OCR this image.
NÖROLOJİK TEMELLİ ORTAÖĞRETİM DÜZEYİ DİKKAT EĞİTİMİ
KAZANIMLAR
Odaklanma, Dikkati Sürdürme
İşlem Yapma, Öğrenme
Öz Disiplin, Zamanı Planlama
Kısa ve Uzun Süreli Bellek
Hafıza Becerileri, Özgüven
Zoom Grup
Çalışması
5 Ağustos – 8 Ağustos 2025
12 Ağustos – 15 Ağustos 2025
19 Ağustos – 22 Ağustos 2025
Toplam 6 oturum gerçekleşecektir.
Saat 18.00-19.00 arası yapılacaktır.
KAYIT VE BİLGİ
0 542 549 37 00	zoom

═══

Reproduce the listing in full. Keep it exactly as written.

OCR this image.
NÖROLOJİK TEMELLİ ORTAÖĞRETİM DÜZEYİ DİKKAT EĞİTİMİ
KAZANIMLAR
Odaklanma, Dikkati Sürdürme
İşlem Yapma, Öğrenme
Öz Disiplin, Zamanı Planlama
Kısa ve Uzun Süreli Bellek
Hafıza Becerileri, Özgüven
Zoom Grup
Çalışması
5 Ağustos – 8 Ağustos 2025
12 Ağustos – 15 Ağustos 2025
19 Ağustos – 22 Ağustos 2025
Toplam 6 oturum gerçekleşecektir.
Saat 18.00-19.00 arası yapılacaktır.
KAYIT VE BİLGİ
0 542 549 37 00	zoom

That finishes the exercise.